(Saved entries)
────────────────────
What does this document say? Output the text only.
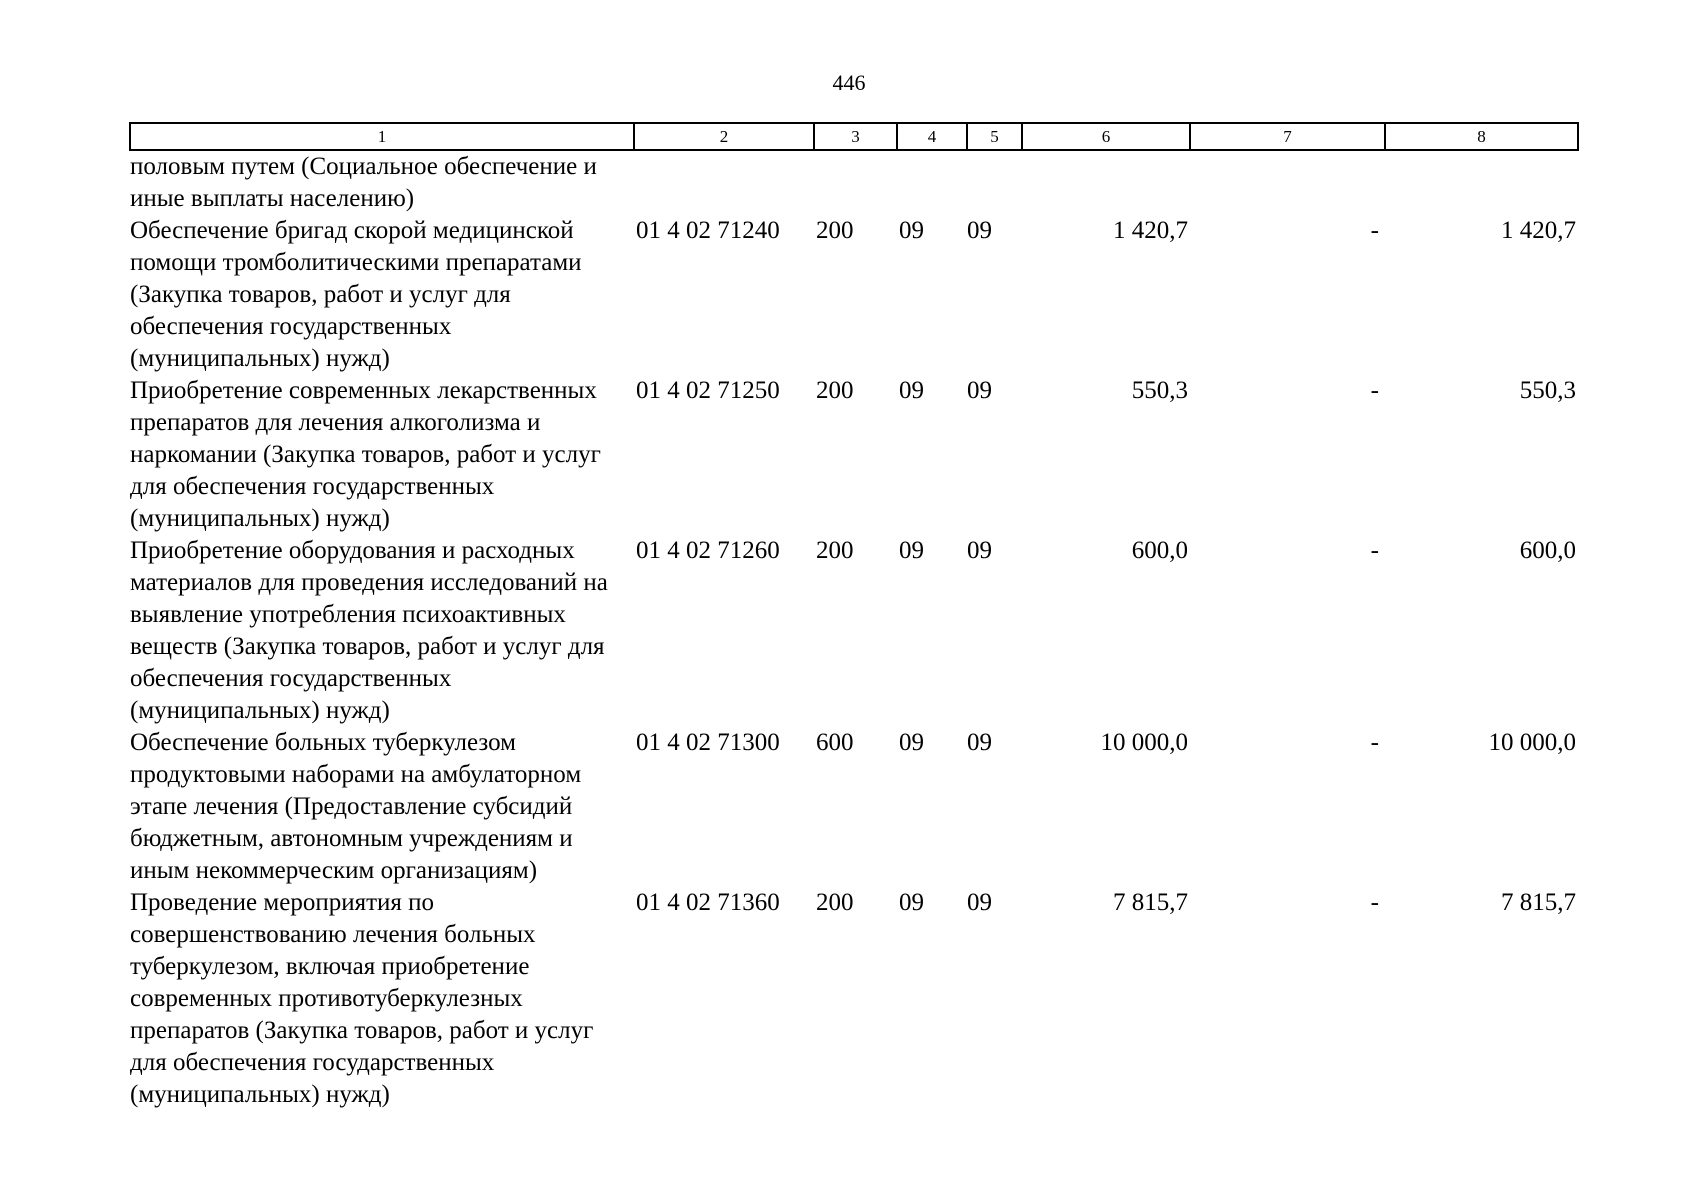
446
1	2	3	4	5	6	7	8
половым путем (Социальное обеспечение и иные выплаты населению)							
Обеспечение бригад скорой медицинской помощи тромболитическими препаратами (Закупка товаров, работ и услуг для обеспечения государственных (муниципальных) нужд)	01 4 02 71240	200	09	09	1 420,7	-	1 420,7
Приобретение современных лекарственных препаратов для лечения алкоголизма и наркомании (Закупка товаров, работ и услуг для обеспечения государственных (муниципальных) нужд)	01 4 02 71250	200	09	09	550,3	-	550,3
Приобретение оборудования и расходных материалов для проведения исследований на выявление употребления психоактивных веществ (Закупка товаров, работ и услуг для обеспечения государственных (муниципальных) нужд)	01 4 02 71260	200	09	09	600,0	-	600,0
Обеспечение больных туберкулезом продуктовыми наборами на амбулаторном этапе лечения (Предоставление субсидий бюджетным, автономным учреждениям и иным некоммерческим организациям)	01 4 02 71300	600	09	09	10 000,0	-	10 000,0
Проведение мероприятия по совершенствованию лечения больных туберкулезом, включая приобретение современных противотуберкулезных препаратов (Закупка товаров, работ и услуг для обеспечения государственных (муниципальных) нужд)	01 4 02 71360	200	09	09	7 815,7	-	7 815,7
────────────────────
→ **STATED GOAL**
Retype all entries exactly as they appear, dropping the images.

→ **SOLUTION BELOW**
What does this document say? Output the text only.
446
1	2	3	4	5	6	7	8
половым путем (Социальное обеспечение и иные выплаты населению)							
Обеспечение бригад скорой медицинской помощи тромболитическими препаратами (Закупка товаров, работ и услуг для обеспечения государственных (муниципальных) нужд)	01 4 02 71240	200	09	09	1 420,7	-	1 420,7
Приобретение современных лекарственных препаратов для лечения алкоголизма и наркомании (Закупка товаров, работ и услуг для обеспечения государственных (муниципальных) нужд)	01 4 02 71250	200	09	09	550,3	-	550,3
Приобретение оборудования и расходных материалов для проведения исследований на выявление употребления психоактивных веществ (Закупка товаров, работ и услуг для обеспечения государственных (муниципальных) нужд)	01 4 02 71260	200	09	09	600,0	-	600,0
Обеспечение больных туберкулезом продуктовыми наборами на амбулаторном этапе лечения (Предоставление субсидий бюджетным, автономным учреждениям и иным некоммерческим организациям)	01 4 02 71300	600	09	09	10 000,0	-	10 000,0
Проведение мероприятия по совершенствованию лечения больных туберкулезом, включая приобретение современных противотуберкулезных препаратов (Закупка товаров, работ и услуг для обеспечения государственных (муниципальных) нужд)	01 4 02 71360	200	09	09	7 815,7	-	7 815,7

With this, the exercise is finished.